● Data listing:
------------------------
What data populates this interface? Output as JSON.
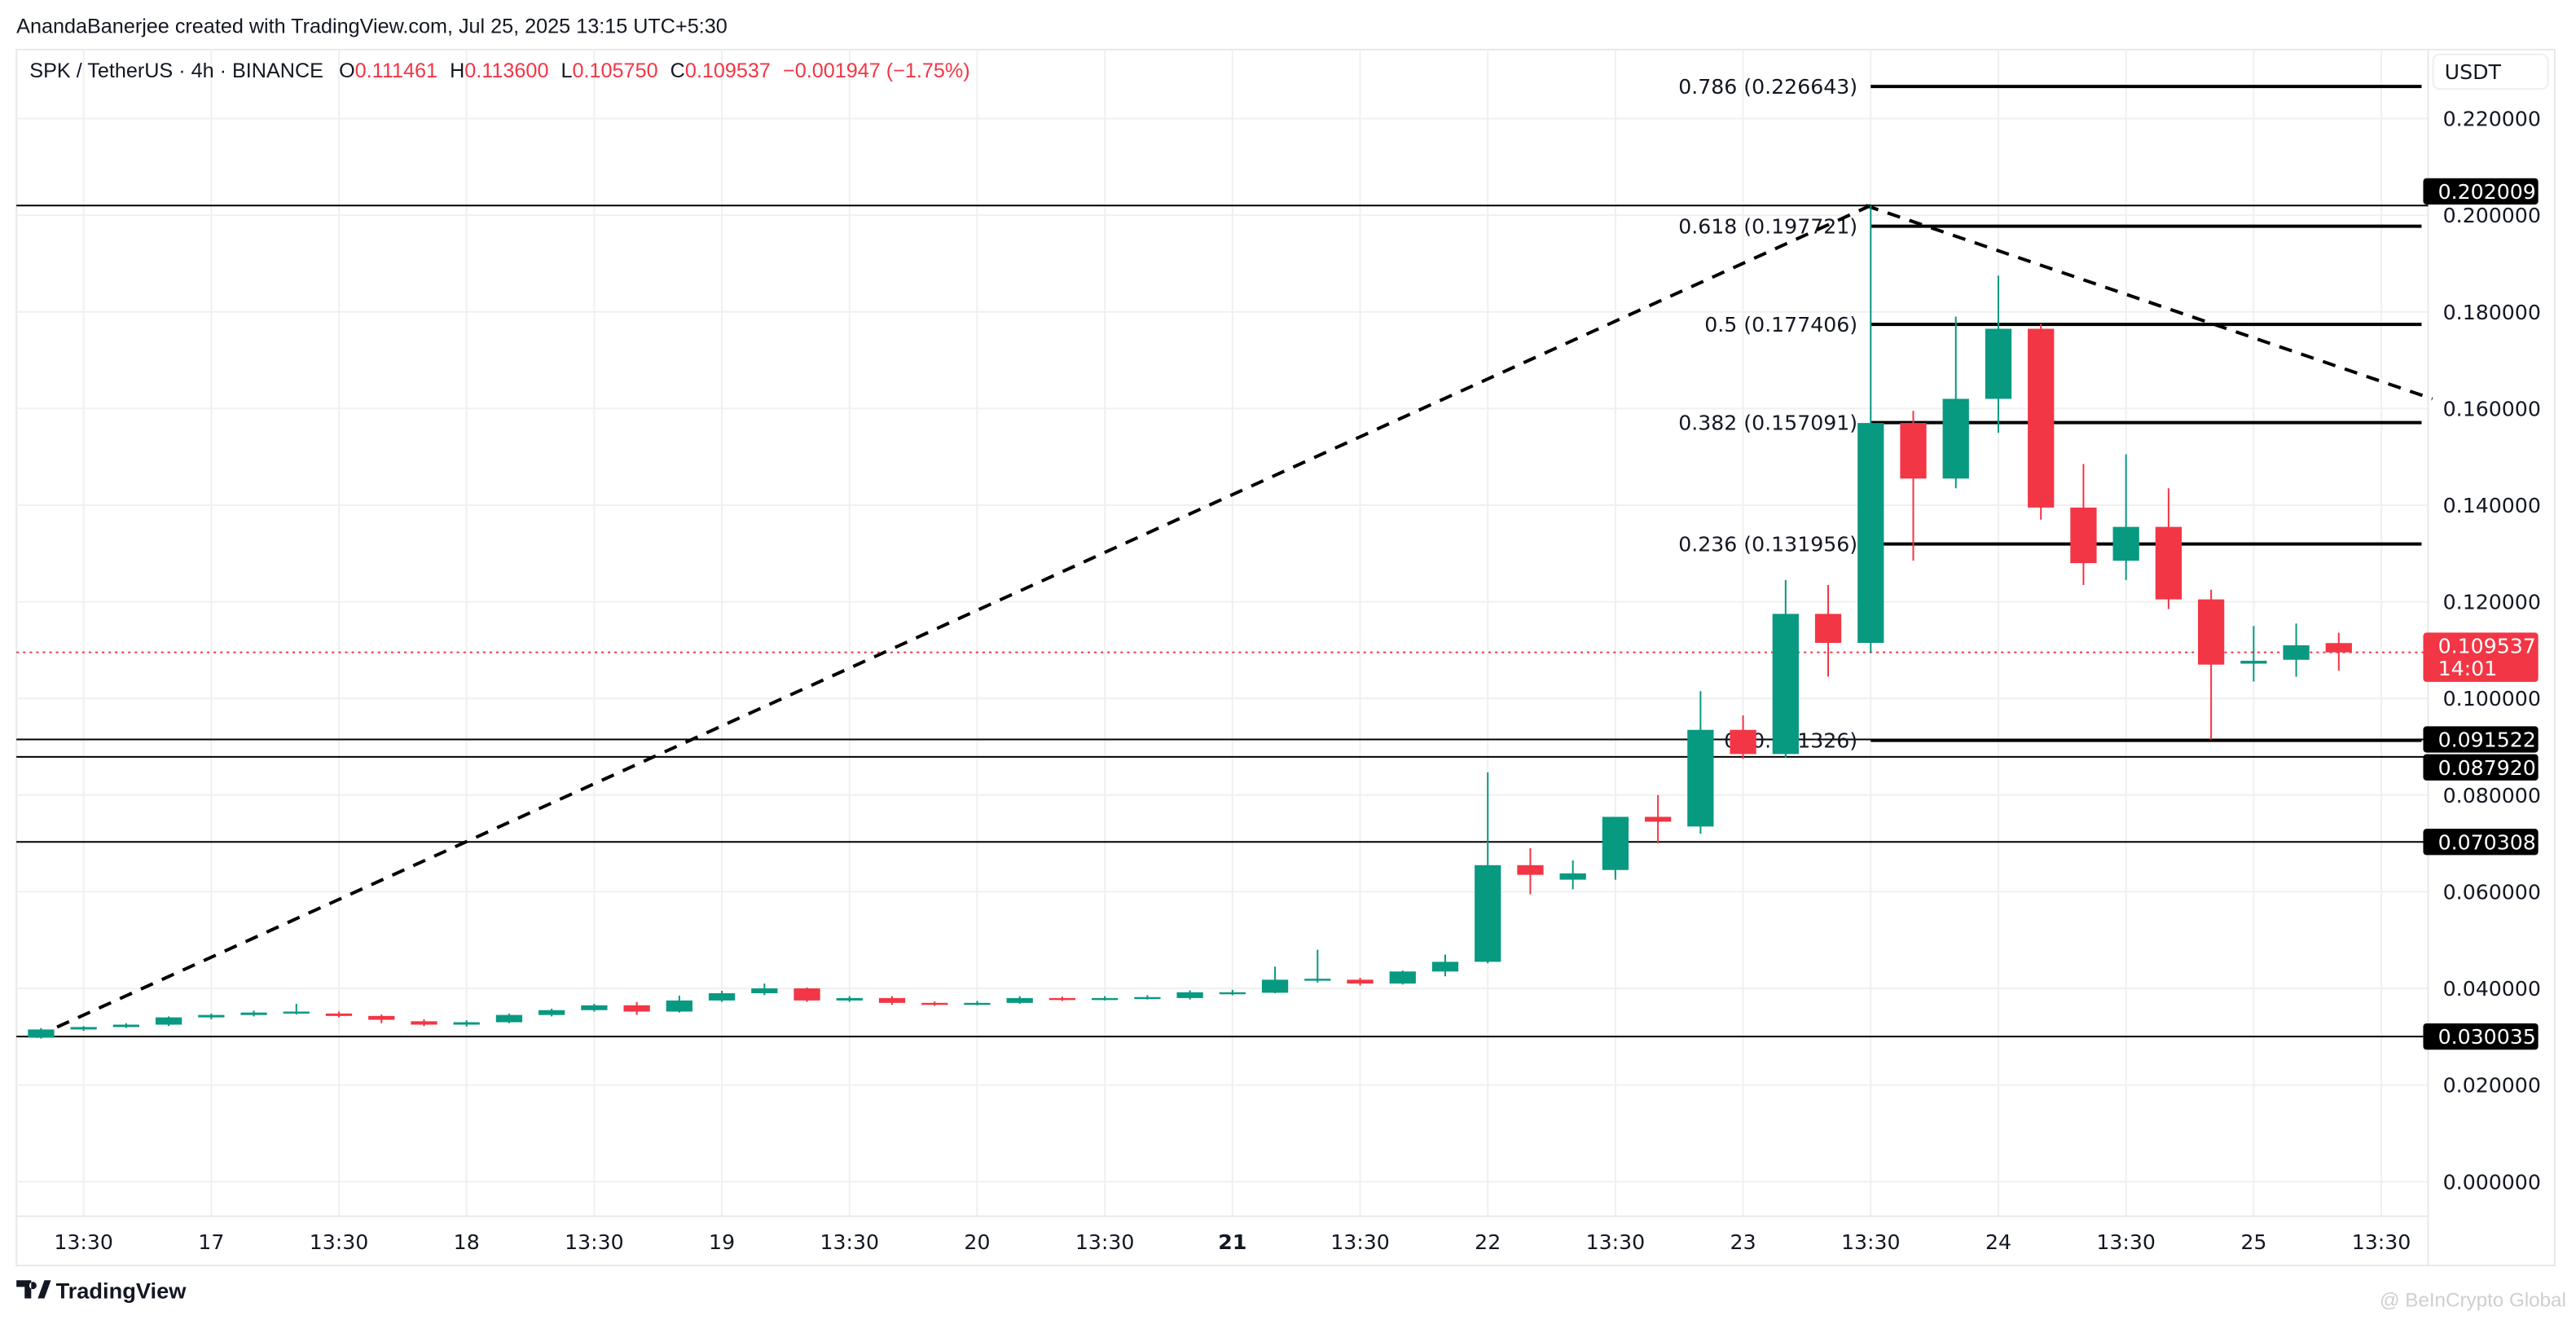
{
  "header": {
    "attribution": "AnandaBanerjee created with TradingView.com, Jul 25, 2025 13:15 UTC+5:30"
  },
  "legend": {
    "symbol": "SPK / TetherUS · 4h · BINANCE",
    "o_label": "O",
    "o_value": "0.111461",
    "h_label": "H",
    "h_value": "0.113600",
    "l_label": "L",
    "l_value": "0.105750",
    "c_label": "C",
    "c_value": "0.109537",
    "change": "−0.001947 (−1.75%)"
  },
  "currency_label": "USDT",
  "colors": {
    "up": "#089981",
    "down": "#f23645",
    "tag_bg": "#000000",
    "grid": "#f0f0f0"
  },
  "footer": {
    "brand": "TradingView",
    "watermark": "@ BeInCrypto Global"
  },
  "last_price_tag": {
    "price": "0.109537",
    "countdown": "14:01"
  },
  "horizontal_levels": [
    {
      "value": 0.202009,
      "label": "0.202009"
    },
    {
      "value": 0.091522,
      "label": "0.091522"
    },
    {
      "value": 0.08792,
      "label": "0.087920"
    },
    {
      "value": 0.070308,
      "label": "0.070308"
    },
    {
      "value": 0.030035,
      "label": "0.030035"
    }
  ],
  "fib_levels": [
    {
      "value": 0.226643,
      "label": "0.786 (0.226643)"
    },
    {
      "value": 0.197721,
      "label": "0.618 (0.197721)"
    },
    {
      "value": 0.177406,
      "label": "0.5 (0.177406)"
    },
    {
      "value": 0.157091,
      "label": "0.382 (0.157091)"
    },
    {
      "value": 0.131956,
      "label": "0.236 (0.131956)"
    },
    {
      "value": 0.091326,
      "label": "0 (0.091326)"
    }
  ],
  "chart_data": {
    "type": "candlestick",
    "title": "SPK / TetherUS · 4h · BINANCE",
    "ylim": [
      -0.009,
      0.232
    ],
    "y_ticks": [
      "0.000000",
      "0.020000",
      "0.040000",
      "0.060000",
      "0.080000",
      "0.100000",
      "0.120000",
      "0.140000",
      "0.160000",
      "0.180000",
      "0.200000",
      "0.220000"
    ],
    "y_tick_values": [
      0,
      0.02,
      0.04,
      0.06,
      0.08,
      0.1,
      0.12,
      0.14,
      0.16,
      0.18,
      0.2,
      0.22
    ],
    "x_ticks": [
      {
        "label": "13:30",
        "candle": 1
      },
      {
        "label": "17",
        "candle": 4
      },
      {
        "label": "13:30",
        "candle": 7
      },
      {
        "label": "18",
        "candle": 10
      },
      {
        "label": "13:30",
        "candle": 13
      },
      {
        "label": "19",
        "candle": 16
      },
      {
        "label": "13:30",
        "candle": 19
      },
      {
        "label": "20",
        "candle": 22
      },
      {
        "label": "13:30",
        "candle": 25
      },
      {
        "label": "21",
        "candle": 28,
        "bold": true
      },
      {
        "label": "13:30",
        "candle": 31
      },
      {
        "label": "22",
        "candle": 34
      },
      {
        "label": "13:30",
        "candle": 37
      },
      {
        "label": "23",
        "candle": 40
      },
      {
        "label": "13:30",
        "candle": 43
      },
      {
        "label": "24",
        "candle": 46
      },
      {
        "label": "13:30",
        "candle": 49
      },
      {
        "label": "25",
        "candle": 52
      },
      {
        "label": "13:30",
        "candle": 55
      }
    ],
    "grid": true,
    "ohlc": [
      [
        0.0298,
        0.0318,
        0.0296,
        0.0315
      ],
      [
        0.0315,
        0.0322,
        0.0312,
        0.032
      ],
      [
        0.032,
        0.0328,
        0.0318,
        0.0325
      ],
      [
        0.0325,
        0.0342,
        0.0322,
        0.034
      ],
      [
        0.034,
        0.0348,
        0.0336,
        0.0345
      ],
      [
        0.0345,
        0.0354,
        0.0342,
        0.035
      ],
      [
        0.035,
        0.0368,
        0.0346,
        0.0352
      ],
      [
        0.0348,
        0.0352,
        0.034,
        0.0343
      ],
      [
        0.0343,
        0.0346,
        0.0328,
        0.0335
      ],
      [
        0.0332,
        0.0336,
        0.0322,
        0.0325
      ],
      [
        0.0325,
        0.0334,
        0.0321,
        0.033
      ],
      [
        0.033,
        0.0348,
        0.0328,
        0.0345
      ],
      [
        0.0345,
        0.0358,
        0.0342,
        0.0355
      ],
      [
        0.0355,
        0.0368,
        0.0352,
        0.0365
      ],
      [
        0.0365,
        0.0372,
        0.0345,
        0.0352
      ],
      [
        0.0352,
        0.0385,
        0.035,
        0.0375
      ],
      [
        0.0375,
        0.0395,
        0.0372,
        0.039
      ],
      [
        0.039,
        0.041,
        0.0386,
        0.04
      ],
      [
        0.04,
        0.0402,
        0.0372,
        0.0375
      ],
      [
        0.0375,
        0.0384,
        0.0372,
        0.038
      ],
      [
        0.038,
        0.0384,
        0.0366,
        0.037
      ],
      [
        0.037,
        0.0373,
        0.0364,
        0.0368
      ],
      [
        0.0368,
        0.0374,
        0.0365,
        0.037
      ],
      [
        0.037,
        0.0384,
        0.0368,
        0.038
      ],
      [
        0.038,
        0.0383,
        0.0374,
        0.0378
      ],
      [
        0.0378,
        0.0384,
        0.0375,
        0.038
      ],
      [
        0.038,
        0.0386,
        0.0377,
        0.0382
      ],
      [
        0.038,
        0.0396,
        0.0377,
        0.0392
      ],
      [
        0.039,
        0.0397,
        0.0386,
        0.0392
      ],
      [
        0.0391,
        0.0445,
        0.039,
        0.0418
      ],
      [
        0.0418,
        0.048,
        0.0412,
        0.042
      ],
      [
        0.0418,
        0.0422,
        0.0406,
        0.041
      ],
      [
        0.041,
        0.0437,
        0.0408,
        0.0435
      ],
      [
        0.0435,
        0.047,
        0.0425,
        0.0455
      ],
      [
        0.0455,
        0.0847,
        0.0452,
        0.0655
      ],
      [
        0.0655,
        0.069,
        0.0595,
        0.0635
      ],
      [
        0.0625,
        0.0665,
        0.0605,
        0.0638
      ],
      [
        0.0645,
        0.0755,
        0.0625,
        0.0755
      ],
      [
        0.0755,
        0.08,
        0.07,
        0.0745
      ],
      [
        0.0735,
        0.1015,
        0.072,
        0.0935
      ],
      [
        0.0935,
        0.0965,
        0.0875,
        0.0885
      ],
      [
        0.0885,
        0.1245,
        0.0878,
        0.1175
      ],
      [
        0.1175,
        0.1235,
        0.1045,
        0.1115
      ],
      [
        0.1115,
        0.202,
        0.1095,
        0.157
      ],
      [
        0.157,
        0.1595,
        0.1285,
        0.1455
      ],
      [
        0.1455,
        0.179,
        0.1435,
        0.162
      ],
      [
        0.162,
        0.1875,
        0.155,
        0.1765
      ],
      [
        0.1765,
        0.1775,
        0.137,
        0.1395
      ],
      [
        0.1395,
        0.1485,
        0.1235,
        0.128
      ],
      [
        0.1285,
        0.1505,
        0.1245,
        0.1355
      ],
      [
        0.1355,
        0.1435,
        0.1185,
        0.1205
      ],
      [
        0.1205,
        0.1225,
        0.0915,
        0.107
      ],
      [
        0.1072,
        0.115,
        0.1035,
        0.1078
      ],
      [
        0.108,
        0.1155,
        0.1045,
        0.111
      ],
      [
        0.111461,
        0.1136,
        0.10575,
        0.109537
      ]
    ],
    "trend_lines": [
      {
        "from": {
          "candle": 0,
          "price": 0.030035
        },
        "to": {
          "candle": 43,
          "price": 0.202009
        },
        "style": "dashed"
      },
      {
        "from": {
          "candle": 43,
          "price": 0.202009
        },
        "to": {
          "candle": 56.2,
          "price": 0.162
        },
        "style": "dashed"
      }
    ]
  }
}
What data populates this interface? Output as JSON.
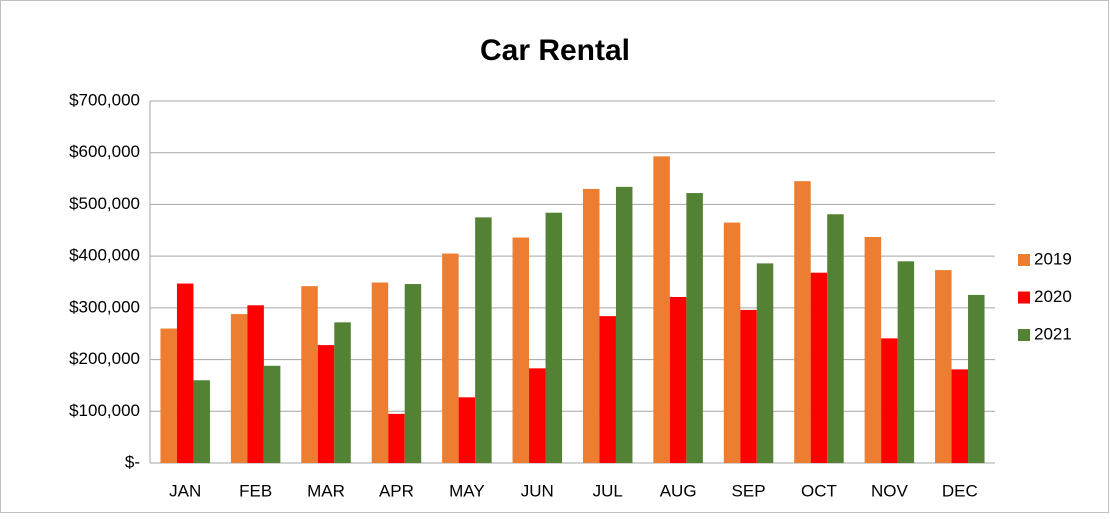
{
  "chart_data": {
    "type": "bar",
    "title": "Car Rental",
    "categories": [
      "JAN",
      "FEB",
      "MAR",
      "APR",
      "MAY",
      "JUN",
      "JUL",
      "AUG",
      "SEP",
      "OCT",
      "NOV",
      "DEC"
    ],
    "series": [
      {
        "name": "2019",
        "color": "#ed7d31",
        "values": [
          260000,
          288000,
          342000,
          349000,
          405000,
          436000,
          530000,
          593000,
          465000,
          545000,
          437000,
          373000
        ]
      },
      {
        "name": "2020",
        "color": "#ff0000",
        "values": [
          347000,
          305000,
          228000,
          95000,
          127000,
          183000,
          284000,
          321000,
          296000,
          368000,
          241000,
          181000
        ]
      },
      {
        "name": "2021",
        "color": "#548235",
        "values": [
          160000,
          188000,
          272000,
          346000,
          475000,
          484000,
          534000,
          522000,
          386000,
          481000,
          390000,
          325000
        ]
      }
    ],
    "ylim": [
      0,
      700000
    ],
    "yticks": [
      {
        "value": 0,
        "label": "$-"
      },
      {
        "value": 100000,
        "label": "$100,000"
      },
      {
        "value": 200000,
        "label": "$200,000"
      },
      {
        "value": 300000,
        "label": "$300,000"
      },
      {
        "value": 400000,
        "label": "$400,000"
      },
      {
        "value": 500000,
        "label": "$500,000"
      },
      {
        "value": 600000,
        "label": "$600,000"
      },
      {
        "value": 700000,
        "label": "$700,000"
      }
    ],
    "grid": true,
    "legend": "right"
  }
}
------------------------
● Task to carry out: Out of the preceding entries, pull every line containing the string "title".

● Output of the exercise:
    "title": "SPK / TetherUS · 4h · BINANCE",
    "title": "Car Rental",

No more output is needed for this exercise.